# THE TASK
Please output every line of the material as it stands, without the pictures.

+--

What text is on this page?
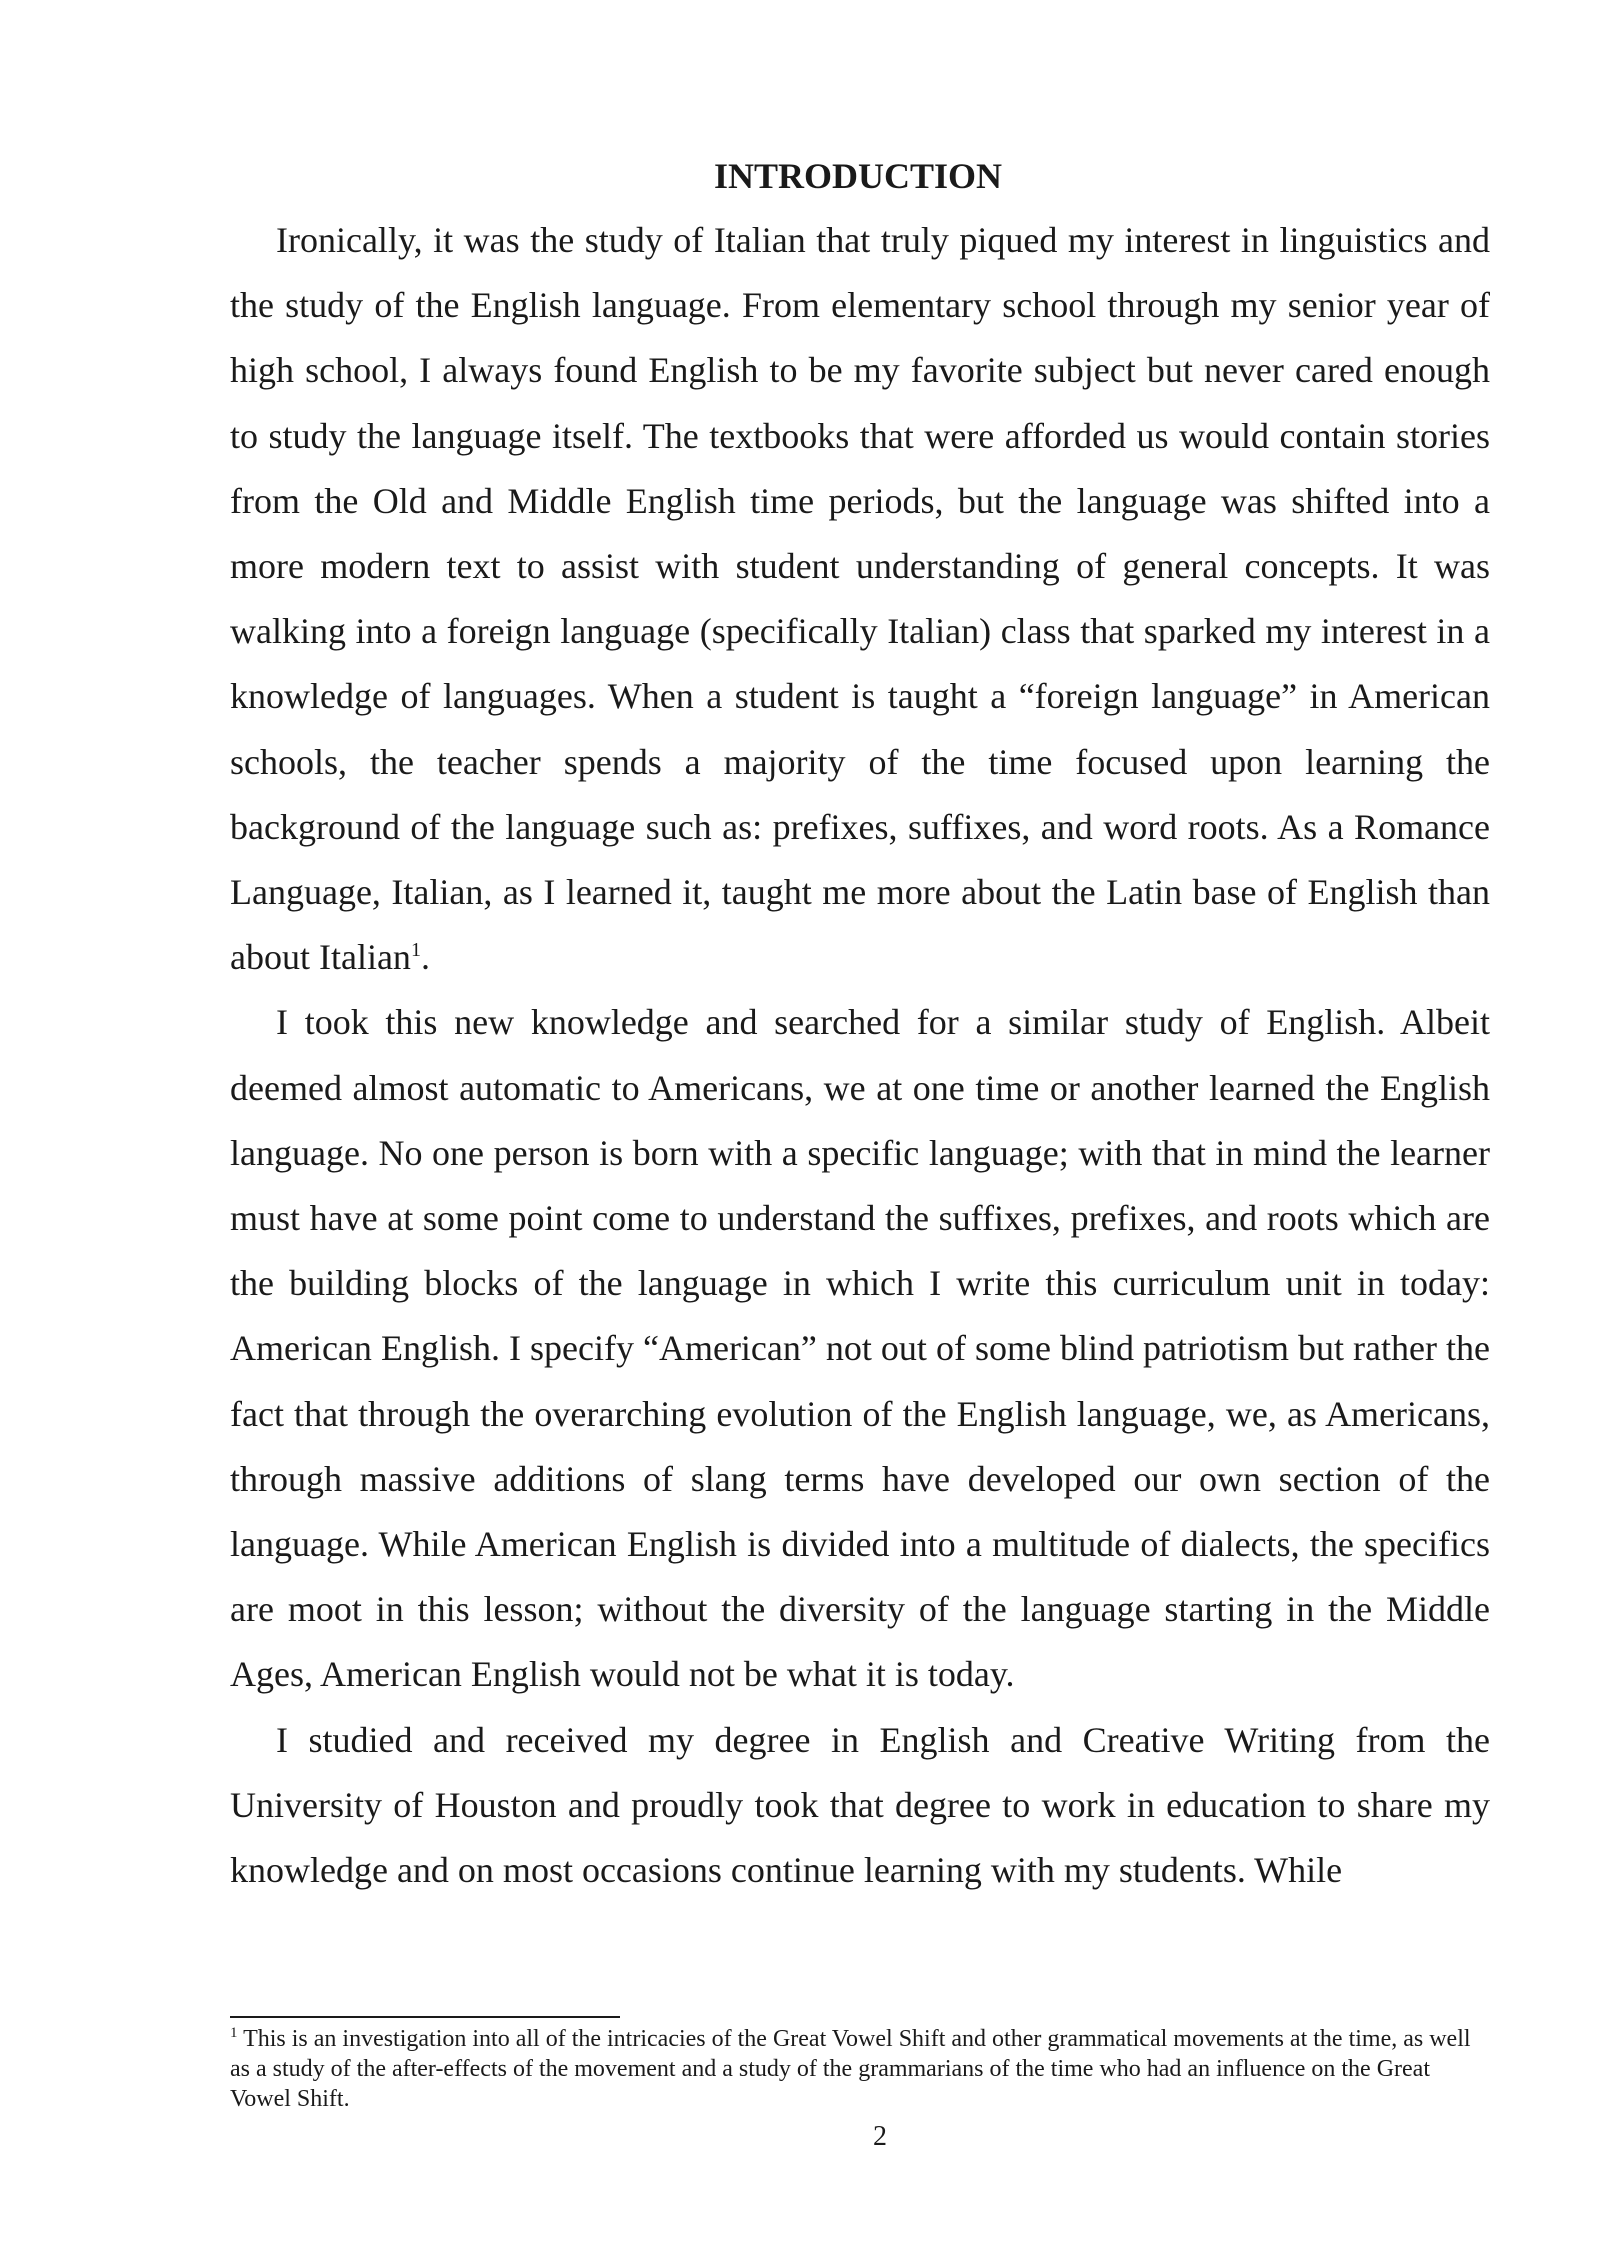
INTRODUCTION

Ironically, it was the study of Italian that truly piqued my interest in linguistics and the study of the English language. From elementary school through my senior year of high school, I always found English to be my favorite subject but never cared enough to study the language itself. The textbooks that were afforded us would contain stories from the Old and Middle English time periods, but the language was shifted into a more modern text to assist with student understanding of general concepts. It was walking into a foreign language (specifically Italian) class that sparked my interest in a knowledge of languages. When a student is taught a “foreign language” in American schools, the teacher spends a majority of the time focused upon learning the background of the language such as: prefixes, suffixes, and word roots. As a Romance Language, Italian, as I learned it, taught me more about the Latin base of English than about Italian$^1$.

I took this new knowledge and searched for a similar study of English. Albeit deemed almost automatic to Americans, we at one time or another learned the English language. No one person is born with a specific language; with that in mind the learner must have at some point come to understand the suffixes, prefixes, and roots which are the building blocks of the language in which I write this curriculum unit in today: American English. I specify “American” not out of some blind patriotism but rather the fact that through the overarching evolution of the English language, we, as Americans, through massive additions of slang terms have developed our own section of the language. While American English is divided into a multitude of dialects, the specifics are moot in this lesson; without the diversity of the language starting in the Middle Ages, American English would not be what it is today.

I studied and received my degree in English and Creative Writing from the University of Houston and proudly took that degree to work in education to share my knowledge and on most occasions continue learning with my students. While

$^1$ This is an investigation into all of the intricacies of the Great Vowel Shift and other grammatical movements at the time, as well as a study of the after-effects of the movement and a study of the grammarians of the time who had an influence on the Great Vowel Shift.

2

+--

# COMPLETED EXERCISE
What text is on this page?
INTRODUCTION

Ironically, it was the study of Italian that truly piqued my interest in linguistics and the study of the English language. From elementary school through my senior year of high school, I always found English to be my favorite subject but never cared enough to study the language itself. The textbooks that were afforded us would contain stories from the Old and Middle English time periods, but the language was shifted into a more modern text to assist with student understanding of general concepts. It was walking into a foreign language (specifically Italian) class that sparked my interest in a knowledge of languages. When a student is taught a “foreign language” in American schools, the teacher spends a majority of the time focused upon learning the background of the language such as: prefixes, suffixes, and word roots. As a Romance Language, Italian, as I learned it, taught me more about the Latin base of English than about Italian$^1$.

I took this new knowledge and searched for a similar study of English. Albeit deemed almost automatic to Americans, we at one time or another learned the English language. No one person is born with a specific language; with that in mind the learner must have at some point come to understand the suffixes, prefixes, and roots which are the building blocks of the language in which I write this curriculum unit in today: American English. I specify “American” not out of some blind patriotism but rather the fact that through the overarching evolution of the English language, we, as Americans, through massive additions of slang terms have developed our own section of the language. While American English is divided into a multitude of dialects, the specifics are moot in this lesson; without the diversity of the language starting in the Middle Ages, American English would not be what it is today.

I studied and received my degree in English and Creative Writing from the University of Houston and proudly took that degree to work in education to share my knowledge and on most occasions continue learning with my students. While

$^1$ This is an investigation into all of the intricacies of the Great Vowel Shift and other grammatical movements at the time, as well as a study of the after-effects of the movement and a study of the grammarians of the time who had an influence on the Great Vowel Shift.

2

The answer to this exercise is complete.